═════ DATA IN THIS EXERCISE ═════

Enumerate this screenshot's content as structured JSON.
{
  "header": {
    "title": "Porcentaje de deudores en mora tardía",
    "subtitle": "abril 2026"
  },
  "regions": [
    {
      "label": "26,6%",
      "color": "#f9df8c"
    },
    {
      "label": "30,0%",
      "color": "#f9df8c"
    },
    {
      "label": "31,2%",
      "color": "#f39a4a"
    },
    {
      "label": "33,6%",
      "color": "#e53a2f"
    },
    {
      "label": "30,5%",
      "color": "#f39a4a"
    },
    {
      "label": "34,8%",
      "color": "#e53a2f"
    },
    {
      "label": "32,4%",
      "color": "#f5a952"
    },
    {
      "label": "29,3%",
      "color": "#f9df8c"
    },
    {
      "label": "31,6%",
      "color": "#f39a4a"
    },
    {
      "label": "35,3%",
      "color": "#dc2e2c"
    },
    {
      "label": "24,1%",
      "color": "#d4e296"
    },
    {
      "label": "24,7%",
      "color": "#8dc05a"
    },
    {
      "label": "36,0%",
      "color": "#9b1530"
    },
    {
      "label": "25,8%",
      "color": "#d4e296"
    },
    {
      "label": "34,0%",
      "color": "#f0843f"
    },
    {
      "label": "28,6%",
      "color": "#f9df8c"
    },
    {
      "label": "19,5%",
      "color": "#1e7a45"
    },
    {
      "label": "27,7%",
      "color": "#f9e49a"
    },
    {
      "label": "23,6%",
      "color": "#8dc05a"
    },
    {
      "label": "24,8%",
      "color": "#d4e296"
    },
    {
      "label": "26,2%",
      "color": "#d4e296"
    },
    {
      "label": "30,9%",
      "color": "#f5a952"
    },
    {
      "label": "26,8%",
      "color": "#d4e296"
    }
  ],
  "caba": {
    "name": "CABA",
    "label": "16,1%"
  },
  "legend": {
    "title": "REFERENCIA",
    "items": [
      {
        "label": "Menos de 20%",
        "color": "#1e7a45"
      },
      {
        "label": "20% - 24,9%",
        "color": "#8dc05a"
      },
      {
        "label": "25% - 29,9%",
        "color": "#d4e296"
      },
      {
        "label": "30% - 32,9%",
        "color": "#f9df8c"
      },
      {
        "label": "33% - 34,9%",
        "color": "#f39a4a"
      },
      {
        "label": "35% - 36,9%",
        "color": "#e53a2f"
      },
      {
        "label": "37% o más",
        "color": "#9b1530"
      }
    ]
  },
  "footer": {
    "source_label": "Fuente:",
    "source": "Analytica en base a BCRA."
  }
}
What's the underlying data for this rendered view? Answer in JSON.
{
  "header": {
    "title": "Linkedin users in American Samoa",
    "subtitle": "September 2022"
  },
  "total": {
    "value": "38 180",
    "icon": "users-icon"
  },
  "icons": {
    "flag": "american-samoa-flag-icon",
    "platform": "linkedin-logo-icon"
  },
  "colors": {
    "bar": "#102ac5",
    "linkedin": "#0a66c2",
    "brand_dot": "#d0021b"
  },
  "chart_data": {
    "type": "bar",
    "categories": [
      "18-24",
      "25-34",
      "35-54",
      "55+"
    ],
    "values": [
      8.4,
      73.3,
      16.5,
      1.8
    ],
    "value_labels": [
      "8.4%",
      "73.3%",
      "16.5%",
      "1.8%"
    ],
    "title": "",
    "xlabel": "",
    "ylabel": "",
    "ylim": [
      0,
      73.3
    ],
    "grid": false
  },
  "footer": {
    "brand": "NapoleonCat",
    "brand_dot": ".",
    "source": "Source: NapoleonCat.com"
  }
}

═════

## INSTRUCTION
How many lines in the data contain the string "JSON"? Respond with the number only.

## OUTPUT
2